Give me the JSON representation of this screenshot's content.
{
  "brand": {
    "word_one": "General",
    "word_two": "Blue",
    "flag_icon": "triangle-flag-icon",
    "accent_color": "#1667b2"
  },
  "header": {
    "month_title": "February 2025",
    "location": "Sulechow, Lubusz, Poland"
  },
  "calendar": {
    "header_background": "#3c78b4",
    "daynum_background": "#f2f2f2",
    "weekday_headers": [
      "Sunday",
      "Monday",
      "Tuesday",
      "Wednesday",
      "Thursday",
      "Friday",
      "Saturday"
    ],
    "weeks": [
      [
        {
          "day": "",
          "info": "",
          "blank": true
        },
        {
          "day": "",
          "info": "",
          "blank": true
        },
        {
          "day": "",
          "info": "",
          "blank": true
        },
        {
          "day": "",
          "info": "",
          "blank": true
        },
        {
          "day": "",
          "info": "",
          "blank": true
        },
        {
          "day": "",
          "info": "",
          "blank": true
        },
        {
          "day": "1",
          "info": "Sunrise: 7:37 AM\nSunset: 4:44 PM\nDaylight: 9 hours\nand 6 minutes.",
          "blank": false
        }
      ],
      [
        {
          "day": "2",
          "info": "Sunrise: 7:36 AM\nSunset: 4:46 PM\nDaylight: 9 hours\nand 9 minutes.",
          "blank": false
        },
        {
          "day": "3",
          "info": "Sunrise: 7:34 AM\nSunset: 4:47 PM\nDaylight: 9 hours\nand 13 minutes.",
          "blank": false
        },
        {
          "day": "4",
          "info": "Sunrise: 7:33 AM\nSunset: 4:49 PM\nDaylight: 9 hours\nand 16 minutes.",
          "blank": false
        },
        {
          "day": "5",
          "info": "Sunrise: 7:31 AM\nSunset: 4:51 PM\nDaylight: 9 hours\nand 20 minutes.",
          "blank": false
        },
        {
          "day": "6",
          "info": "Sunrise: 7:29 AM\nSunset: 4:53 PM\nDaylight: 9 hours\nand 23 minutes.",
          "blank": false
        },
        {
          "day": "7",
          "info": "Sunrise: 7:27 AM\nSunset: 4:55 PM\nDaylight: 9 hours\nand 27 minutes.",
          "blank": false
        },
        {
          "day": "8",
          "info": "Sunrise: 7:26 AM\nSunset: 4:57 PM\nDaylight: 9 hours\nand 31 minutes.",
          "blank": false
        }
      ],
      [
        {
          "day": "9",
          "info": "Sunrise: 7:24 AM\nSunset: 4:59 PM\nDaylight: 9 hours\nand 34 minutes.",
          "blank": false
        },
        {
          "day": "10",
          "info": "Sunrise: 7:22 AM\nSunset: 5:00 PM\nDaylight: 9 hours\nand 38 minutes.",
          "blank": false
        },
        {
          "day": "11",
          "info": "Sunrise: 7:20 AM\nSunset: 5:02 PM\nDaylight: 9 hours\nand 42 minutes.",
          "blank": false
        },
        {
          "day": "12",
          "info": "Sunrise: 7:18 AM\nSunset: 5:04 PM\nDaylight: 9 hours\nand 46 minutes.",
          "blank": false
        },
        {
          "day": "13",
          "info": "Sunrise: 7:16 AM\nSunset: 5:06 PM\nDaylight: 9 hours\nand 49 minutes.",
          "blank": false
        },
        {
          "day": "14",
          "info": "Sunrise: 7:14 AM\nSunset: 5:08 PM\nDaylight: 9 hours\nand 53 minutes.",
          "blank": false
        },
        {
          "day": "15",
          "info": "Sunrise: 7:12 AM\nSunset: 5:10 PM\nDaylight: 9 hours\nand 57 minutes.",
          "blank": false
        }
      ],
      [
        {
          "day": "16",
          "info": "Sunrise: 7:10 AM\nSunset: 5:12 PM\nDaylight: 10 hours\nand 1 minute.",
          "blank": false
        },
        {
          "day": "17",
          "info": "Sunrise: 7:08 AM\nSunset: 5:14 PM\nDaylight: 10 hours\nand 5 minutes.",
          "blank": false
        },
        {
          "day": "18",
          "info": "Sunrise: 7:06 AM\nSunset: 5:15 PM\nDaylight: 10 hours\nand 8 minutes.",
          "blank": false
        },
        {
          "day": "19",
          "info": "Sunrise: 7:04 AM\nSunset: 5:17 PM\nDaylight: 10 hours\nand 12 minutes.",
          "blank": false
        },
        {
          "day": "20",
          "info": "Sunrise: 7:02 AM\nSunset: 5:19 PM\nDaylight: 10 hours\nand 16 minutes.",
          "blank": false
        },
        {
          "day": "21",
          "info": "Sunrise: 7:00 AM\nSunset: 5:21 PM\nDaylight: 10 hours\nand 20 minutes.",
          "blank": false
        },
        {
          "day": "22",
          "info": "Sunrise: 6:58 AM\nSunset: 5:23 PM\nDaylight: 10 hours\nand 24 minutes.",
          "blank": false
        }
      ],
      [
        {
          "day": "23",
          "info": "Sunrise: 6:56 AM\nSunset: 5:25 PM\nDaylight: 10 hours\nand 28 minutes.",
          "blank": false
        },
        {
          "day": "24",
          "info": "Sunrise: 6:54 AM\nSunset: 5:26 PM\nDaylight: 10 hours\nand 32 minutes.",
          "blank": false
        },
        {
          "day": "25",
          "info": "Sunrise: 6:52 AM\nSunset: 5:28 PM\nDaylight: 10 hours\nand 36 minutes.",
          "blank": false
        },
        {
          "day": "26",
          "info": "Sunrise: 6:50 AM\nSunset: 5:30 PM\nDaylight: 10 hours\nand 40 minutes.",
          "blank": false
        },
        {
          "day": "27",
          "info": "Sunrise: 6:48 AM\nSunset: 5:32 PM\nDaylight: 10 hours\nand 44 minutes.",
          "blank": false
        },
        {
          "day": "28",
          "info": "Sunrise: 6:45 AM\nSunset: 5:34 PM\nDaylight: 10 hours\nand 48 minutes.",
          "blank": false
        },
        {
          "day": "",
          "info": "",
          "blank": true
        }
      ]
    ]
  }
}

- Given instruction
Provide all the records again, word for word.

- Exercise answer
Give me the JSON representation of this screenshot's content.
{
  "brand": {
    "word_one": "General",
    "word_two": "Blue",
    "flag_icon": "triangle-flag-icon",
    "accent_color": "#1667b2"
  },
  "header": {
    "month_title": "February 2025",
    "location": "Sulechow, Lubusz, Poland"
  },
  "calendar": {
    "header_background": "#3c78b4",
    "daynum_background": "#f2f2f2",
    "weekday_headers": [
      "Sunday",
      "Monday",
      "Tuesday",
      "Wednesday",
      "Thursday",
      "Friday",
      "Saturday"
    ],
    "weeks": [
      [
        {
          "day": "",
          "info": "",
          "blank": true
        },
        {
          "day": "",
          "info": "",
          "blank": true
        },
        {
          "day": "",
          "info": "",
          "blank": true
        },
        {
          "day": "",
          "info": "",
          "blank": true
        },
        {
          "day": "",
          "info": "",
          "blank": true
        },
        {
          "day": "",
          "info": "",
          "blank": true
        },
        {
          "day": "1",
          "info": "Sunrise: 7:37 AM\nSunset: 4:44 PM\nDaylight: 9 hours\nand 6 minutes.",
          "blank": false
        }
      ],
      [
        {
          "day": "2",
          "info": "Sunrise: 7:36 AM\nSunset: 4:46 PM\nDaylight: 9 hours\nand 9 minutes.",
          "blank": false
        },
        {
          "day": "3",
          "info": "Sunrise: 7:34 AM\nSunset: 4:47 PM\nDaylight: 9 hours\nand 13 minutes.",
          "blank": false
        },
        {
          "day": "4",
          "info": "Sunrise: 7:33 AM\nSunset: 4:49 PM\nDaylight: 9 hours\nand 16 minutes.",
          "blank": false
        },
        {
          "day": "5",
          "info": "Sunrise: 7:31 AM\nSunset: 4:51 PM\nDaylight: 9 hours\nand 20 minutes.",
          "blank": false
        },
        {
          "day": "6",
          "info": "Sunrise: 7:29 AM\nSunset: 4:53 PM\nDaylight: 9 hours\nand 23 minutes.",
          "blank": false
        },
        {
          "day": "7",
          "info": "Sunrise: 7:27 AM\nSunset: 4:55 PM\nDaylight: 9 hours\nand 27 minutes.",
          "blank": false
        },
        {
          "day": "8",
          "info": "Sunrise: 7:26 AM\nSunset: 4:57 PM\nDaylight: 9 hours\nand 31 minutes.",
          "blank": false
        }
      ],
      [
        {
          "day": "9",
          "info": "Sunrise: 7:24 AM\nSunset: 4:59 PM\nDaylight: 9 hours\nand 34 minutes.",
          "blank": false
        },
        {
          "day": "10",
          "info": "Sunrise: 7:22 AM\nSunset: 5:00 PM\nDaylight: 9 hours\nand 38 minutes.",
          "blank": false
        },
        {
          "day": "11",
          "info": "Sunrise: 7:20 AM\nSunset: 5:02 PM\nDaylight: 9 hours\nand 42 minutes.",
          "blank": false
        },
        {
          "day": "12",
          "info": "Sunrise: 7:18 AM\nSunset: 5:04 PM\nDaylight: 9 hours\nand 46 minutes.",
          "blank": false
        },
        {
          "day": "13",
          "info": "Sunrise: 7:16 AM\nSunset: 5:06 PM\nDaylight: 9 hours\nand 49 minutes.",
          "blank": false
        },
        {
          "day": "14",
          "info": "Sunrise: 7:14 AM\nSunset: 5:08 PM\nDaylight: 9 hours\nand 53 minutes.",
          "blank": false
        },
        {
          "day": "15",
          "info": "Sunrise: 7:12 AM\nSunset: 5:10 PM\nDaylight: 9 hours\nand 57 minutes.",
          "blank": false
        }
      ],
      [
        {
          "day": "16",
          "info": "Sunrise: 7:10 AM\nSunset: 5:12 PM\nDaylight: 10 hours\nand 1 minute.",
          "blank": false
        },
        {
          "day": "17",
          "info": "Sunrise: 7:08 AM\nSunset: 5:14 PM\nDaylight: 10 hours\nand 5 minutes.",
          "blank": false
        },
        {
          "day": "18",
          "info": "Sunrise: 7:06 AM\nSunset: 5:15 PM\nDaylight: 10 hours\nand 8 minutes.",
          "blank": false
        },
        {
          "day": "19",
          "info": "Sunrise: 7:04 AM\nSunset: 5:17 PM\nDaylight: 10 hours\nand 12 minutes.",
          "blank": false
        },
        {
          "day": "20",
          "info": "Sunrise: 7:02 AM\nSunset: 5:19 PM\nDaylight: 10 hours\nand 16 minutes.",
          "blank": false
        },
        {
          "day": "21",
          "info": "Sunrise: 7:00 AM\nSunset: 5:21 PM\nDaylight: 10 hours\nand 20 minutes.",
          "blank": false
        },
        {
          "day": "22",
          "info": "Sunrise: 6:58 AM\nSunset: 5:23 PM\nDaylight: 10 hours\nand 24 minutes.",
          "blank": false
        }
      ],
      [
        {
          "day": "23",
          "info": "Sunrise: 6:56 AM\nSunset: 5:25 PM\nDaylight: 10 hours\nand 28 minutes.",
          "blank": false
        },
        {
          "day": "24",
          "info": "Sunrise: 6:54 AM\nSunset: 5:26 PM\nDaylight: 10 hours\nand 32 minutes.",
          "blank": false
        },
        {
          "day": "25",
          "info": "Sunrise: 6:52 AM\nSunset: 5:28 PM\nDaylight: 10 hours\nand 36 minutes.",
          "blank": false
        },
        {
          "day": "26",
          "info": "Sunrise: 6:50 AM\nSunset: 5:30 PM\nDaylight: 10 hours\nand 40 minutes.",
          "blank": false
        },
        {
          "day": "27",
          "info": "Sunrise: 6:48 AM\nSunset: 5:32 PM\nDaylight: 10 hours\nand 44 minutes.",
          "blank": false
        },
        {
          "day": "28",
          "info": "Sunrise: 6:45 AM\nSunset: 5:34 PM\nDaylight: 10 hours\nand 48 minutes.",
          "blank": false
        },
        {
          "day": "",
          "info": "",
          "blank": true
        }
      ]
    ]
  }
}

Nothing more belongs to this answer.